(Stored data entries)
++++++++++++++++++++

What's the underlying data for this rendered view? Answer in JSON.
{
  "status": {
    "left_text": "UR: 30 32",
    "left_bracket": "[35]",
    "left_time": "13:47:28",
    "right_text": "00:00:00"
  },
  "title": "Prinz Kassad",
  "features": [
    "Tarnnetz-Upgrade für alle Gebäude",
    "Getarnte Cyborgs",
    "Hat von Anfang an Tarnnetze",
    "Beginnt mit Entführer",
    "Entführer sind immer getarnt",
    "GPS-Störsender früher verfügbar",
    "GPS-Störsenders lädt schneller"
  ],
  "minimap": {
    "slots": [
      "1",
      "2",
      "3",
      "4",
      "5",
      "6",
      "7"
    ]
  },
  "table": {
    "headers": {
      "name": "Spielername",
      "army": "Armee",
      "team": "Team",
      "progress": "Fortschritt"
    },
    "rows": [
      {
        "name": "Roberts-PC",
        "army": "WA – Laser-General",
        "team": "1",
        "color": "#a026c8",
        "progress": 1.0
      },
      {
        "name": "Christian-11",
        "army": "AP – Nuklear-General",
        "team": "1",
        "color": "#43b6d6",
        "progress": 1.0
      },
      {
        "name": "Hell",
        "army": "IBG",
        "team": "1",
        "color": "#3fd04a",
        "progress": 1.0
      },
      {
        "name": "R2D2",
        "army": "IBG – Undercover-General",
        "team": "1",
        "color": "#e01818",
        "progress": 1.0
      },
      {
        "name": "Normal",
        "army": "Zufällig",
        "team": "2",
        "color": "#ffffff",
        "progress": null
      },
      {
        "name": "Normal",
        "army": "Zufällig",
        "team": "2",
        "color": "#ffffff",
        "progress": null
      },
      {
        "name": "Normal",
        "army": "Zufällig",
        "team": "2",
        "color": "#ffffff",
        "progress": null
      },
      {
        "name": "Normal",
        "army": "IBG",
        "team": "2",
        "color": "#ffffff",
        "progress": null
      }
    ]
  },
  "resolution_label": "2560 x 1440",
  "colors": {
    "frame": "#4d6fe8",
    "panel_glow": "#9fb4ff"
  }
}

++++++++++++++++++++

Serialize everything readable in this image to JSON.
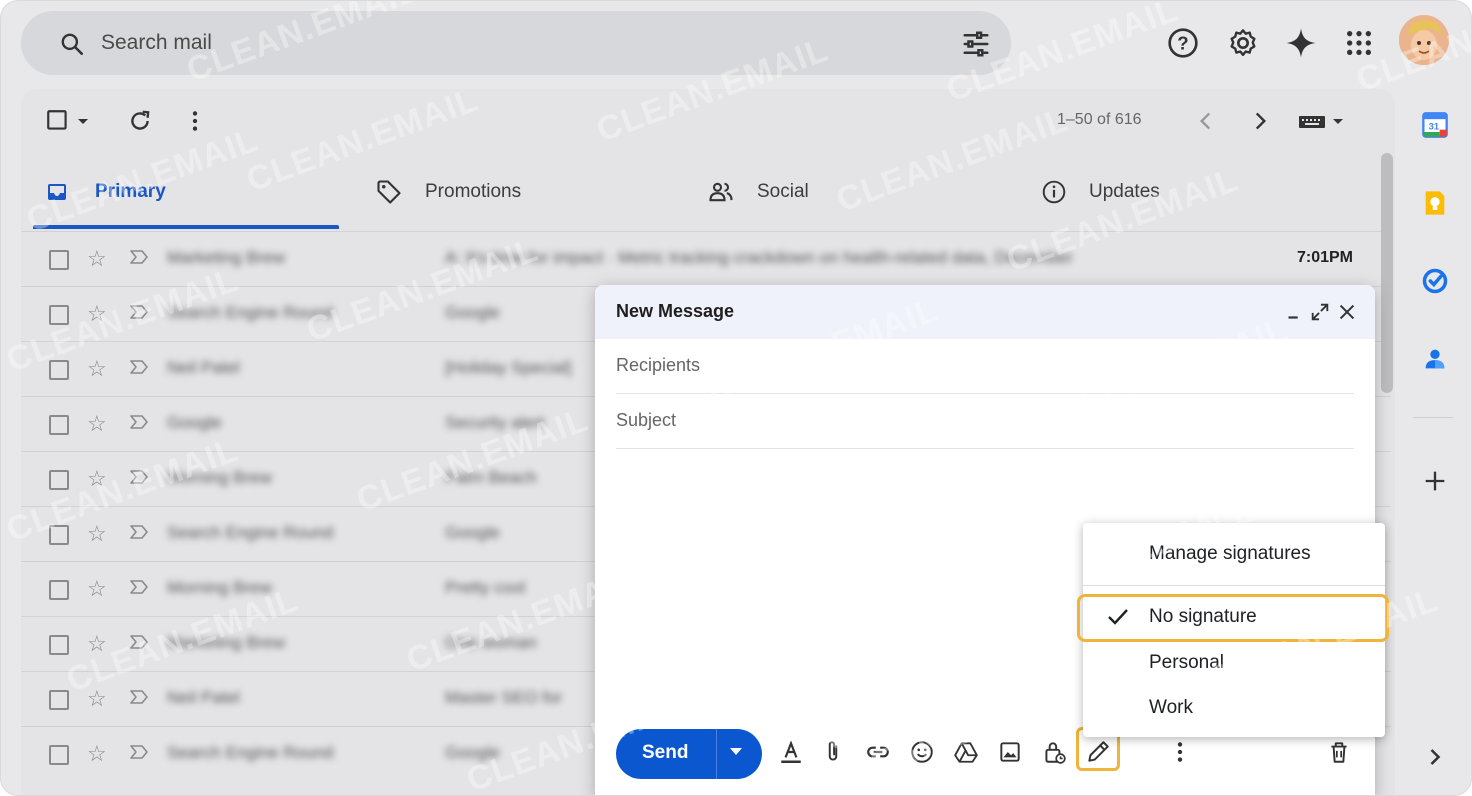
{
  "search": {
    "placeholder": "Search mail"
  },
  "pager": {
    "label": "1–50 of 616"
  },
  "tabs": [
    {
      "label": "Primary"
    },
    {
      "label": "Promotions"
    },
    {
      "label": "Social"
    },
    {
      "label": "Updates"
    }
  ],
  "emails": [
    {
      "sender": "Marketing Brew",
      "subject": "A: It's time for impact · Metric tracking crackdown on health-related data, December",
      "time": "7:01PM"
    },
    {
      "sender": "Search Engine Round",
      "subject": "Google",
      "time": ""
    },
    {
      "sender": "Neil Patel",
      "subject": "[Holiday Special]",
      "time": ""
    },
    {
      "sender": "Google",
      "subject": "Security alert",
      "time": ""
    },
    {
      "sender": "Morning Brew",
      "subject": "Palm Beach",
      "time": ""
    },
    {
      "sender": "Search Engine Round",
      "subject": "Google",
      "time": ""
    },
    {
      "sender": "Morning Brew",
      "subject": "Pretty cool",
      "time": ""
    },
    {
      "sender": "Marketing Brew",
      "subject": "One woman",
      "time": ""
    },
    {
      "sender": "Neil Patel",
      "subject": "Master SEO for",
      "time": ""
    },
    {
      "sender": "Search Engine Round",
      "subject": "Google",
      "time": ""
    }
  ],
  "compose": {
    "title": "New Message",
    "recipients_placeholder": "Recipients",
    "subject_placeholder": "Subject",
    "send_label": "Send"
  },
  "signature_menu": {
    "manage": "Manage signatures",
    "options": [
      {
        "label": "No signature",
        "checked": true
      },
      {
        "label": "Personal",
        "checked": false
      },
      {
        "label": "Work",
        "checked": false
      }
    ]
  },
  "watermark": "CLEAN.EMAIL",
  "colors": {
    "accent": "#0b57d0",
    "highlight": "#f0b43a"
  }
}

++++++++++++++++++++

* Problem to solve
Using the material above, copy every line in which the string "title" occurs.

* Complete output
  "title": "Prinz Kassad",
    "title": "New Message",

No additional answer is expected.